- **Records for the exercise**
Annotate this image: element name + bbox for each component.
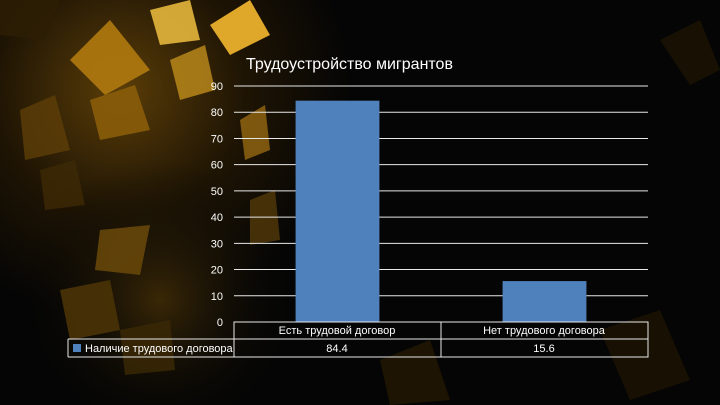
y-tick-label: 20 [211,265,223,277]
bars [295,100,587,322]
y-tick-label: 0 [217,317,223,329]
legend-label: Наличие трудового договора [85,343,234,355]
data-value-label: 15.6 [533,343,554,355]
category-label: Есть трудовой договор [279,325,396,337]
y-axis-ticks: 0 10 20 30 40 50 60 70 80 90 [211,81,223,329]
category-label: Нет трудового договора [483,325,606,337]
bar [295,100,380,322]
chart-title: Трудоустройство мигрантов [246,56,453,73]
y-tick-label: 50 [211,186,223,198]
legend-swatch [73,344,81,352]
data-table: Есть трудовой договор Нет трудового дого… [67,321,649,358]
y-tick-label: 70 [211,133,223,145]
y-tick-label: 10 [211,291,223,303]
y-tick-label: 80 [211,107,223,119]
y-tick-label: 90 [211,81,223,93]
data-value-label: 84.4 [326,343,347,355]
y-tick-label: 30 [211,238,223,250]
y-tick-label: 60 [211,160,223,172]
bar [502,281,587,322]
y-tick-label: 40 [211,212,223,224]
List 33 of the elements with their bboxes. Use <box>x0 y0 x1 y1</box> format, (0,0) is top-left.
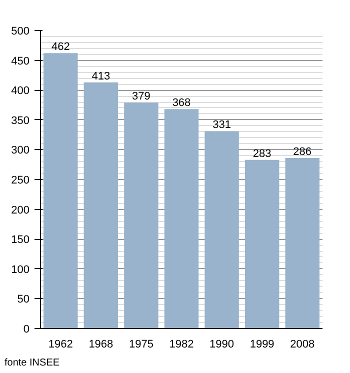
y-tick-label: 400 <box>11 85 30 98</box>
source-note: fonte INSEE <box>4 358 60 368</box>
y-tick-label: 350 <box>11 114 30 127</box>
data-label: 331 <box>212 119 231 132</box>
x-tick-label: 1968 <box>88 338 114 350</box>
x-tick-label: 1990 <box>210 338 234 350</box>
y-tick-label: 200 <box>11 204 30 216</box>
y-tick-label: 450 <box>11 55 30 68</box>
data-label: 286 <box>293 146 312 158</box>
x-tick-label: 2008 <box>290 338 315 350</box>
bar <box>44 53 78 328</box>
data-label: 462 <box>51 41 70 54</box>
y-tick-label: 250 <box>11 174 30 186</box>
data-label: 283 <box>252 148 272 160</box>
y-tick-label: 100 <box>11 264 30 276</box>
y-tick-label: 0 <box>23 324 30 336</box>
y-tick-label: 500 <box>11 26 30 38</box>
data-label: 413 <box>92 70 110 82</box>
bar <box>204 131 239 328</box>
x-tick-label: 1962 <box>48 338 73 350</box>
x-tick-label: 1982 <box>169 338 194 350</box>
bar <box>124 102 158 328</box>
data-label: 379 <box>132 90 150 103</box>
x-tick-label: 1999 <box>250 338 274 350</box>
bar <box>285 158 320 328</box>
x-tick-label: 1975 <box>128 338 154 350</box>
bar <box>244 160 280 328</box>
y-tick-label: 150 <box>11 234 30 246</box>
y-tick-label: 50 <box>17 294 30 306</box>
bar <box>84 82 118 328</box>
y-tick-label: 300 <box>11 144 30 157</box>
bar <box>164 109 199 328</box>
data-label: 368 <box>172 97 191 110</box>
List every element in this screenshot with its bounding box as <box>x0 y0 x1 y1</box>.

==

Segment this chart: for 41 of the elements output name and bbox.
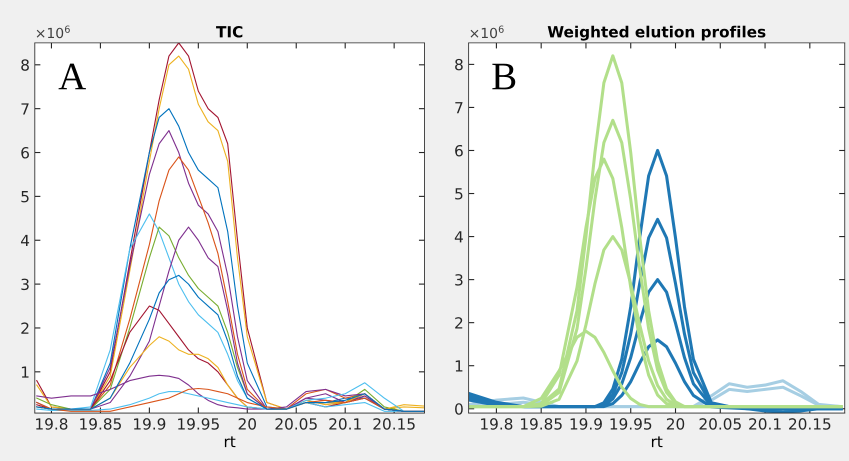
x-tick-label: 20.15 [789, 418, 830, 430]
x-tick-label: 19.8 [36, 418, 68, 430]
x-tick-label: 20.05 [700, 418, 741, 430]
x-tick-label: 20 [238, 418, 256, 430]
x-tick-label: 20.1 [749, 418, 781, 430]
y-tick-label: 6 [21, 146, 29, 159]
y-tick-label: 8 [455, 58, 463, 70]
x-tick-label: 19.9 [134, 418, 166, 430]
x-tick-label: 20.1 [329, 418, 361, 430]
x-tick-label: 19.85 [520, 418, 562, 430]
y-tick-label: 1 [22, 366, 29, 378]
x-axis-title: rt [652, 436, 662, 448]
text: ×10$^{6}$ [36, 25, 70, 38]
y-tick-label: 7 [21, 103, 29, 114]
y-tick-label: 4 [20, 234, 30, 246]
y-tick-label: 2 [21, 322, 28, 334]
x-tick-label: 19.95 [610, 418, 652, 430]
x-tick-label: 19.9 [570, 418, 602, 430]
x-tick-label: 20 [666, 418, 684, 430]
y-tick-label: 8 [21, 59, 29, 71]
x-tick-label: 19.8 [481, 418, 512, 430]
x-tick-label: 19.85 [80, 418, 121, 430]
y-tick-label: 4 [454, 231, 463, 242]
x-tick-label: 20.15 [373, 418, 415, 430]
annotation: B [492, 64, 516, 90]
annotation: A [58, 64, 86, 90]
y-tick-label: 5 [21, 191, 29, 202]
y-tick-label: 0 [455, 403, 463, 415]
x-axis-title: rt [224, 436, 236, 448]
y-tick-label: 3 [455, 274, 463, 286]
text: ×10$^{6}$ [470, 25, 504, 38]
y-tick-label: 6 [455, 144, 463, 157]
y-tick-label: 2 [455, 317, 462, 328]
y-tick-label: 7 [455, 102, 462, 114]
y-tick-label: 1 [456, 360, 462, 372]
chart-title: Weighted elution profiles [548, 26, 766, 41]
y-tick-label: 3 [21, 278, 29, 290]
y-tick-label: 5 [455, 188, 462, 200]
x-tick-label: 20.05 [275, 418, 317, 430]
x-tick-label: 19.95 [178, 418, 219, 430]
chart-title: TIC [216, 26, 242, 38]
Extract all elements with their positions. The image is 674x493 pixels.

- **Exercise brief**
Output everything from the entry containing "y-tick-label: 20 [211,265,223,277]" down to the one containing "legend-swatch [73,344,81,352]" as a numbered list, leaving out blank lines.

- **Correct answer**
1. y-tick-label: 20 [211,265,223,277]
2. bars [295,100,587,322]
3. y-tick-label: 0 [217,317,223,329]
4. legend-label: Наличие трудового договора [85,343,234,355]
5. data-value-label: 15.6 [533,343,554,355]
6. category-label: Есть трудовой договор [279,325,396,337]
7. y-axis-ticks: 0 10 20 30 40 50 60 70 80 90 [211,81,223,329]
8. category-label: Нет трудового договора [483,325,606,337]
9. bar [295,100,380,322]
10. chart-title: Трудоустройство мигрантов [246,56,453,73]
11. y-tick-label: 50 [211,186,223,198]
12. legend-swatch [73,344,81,352]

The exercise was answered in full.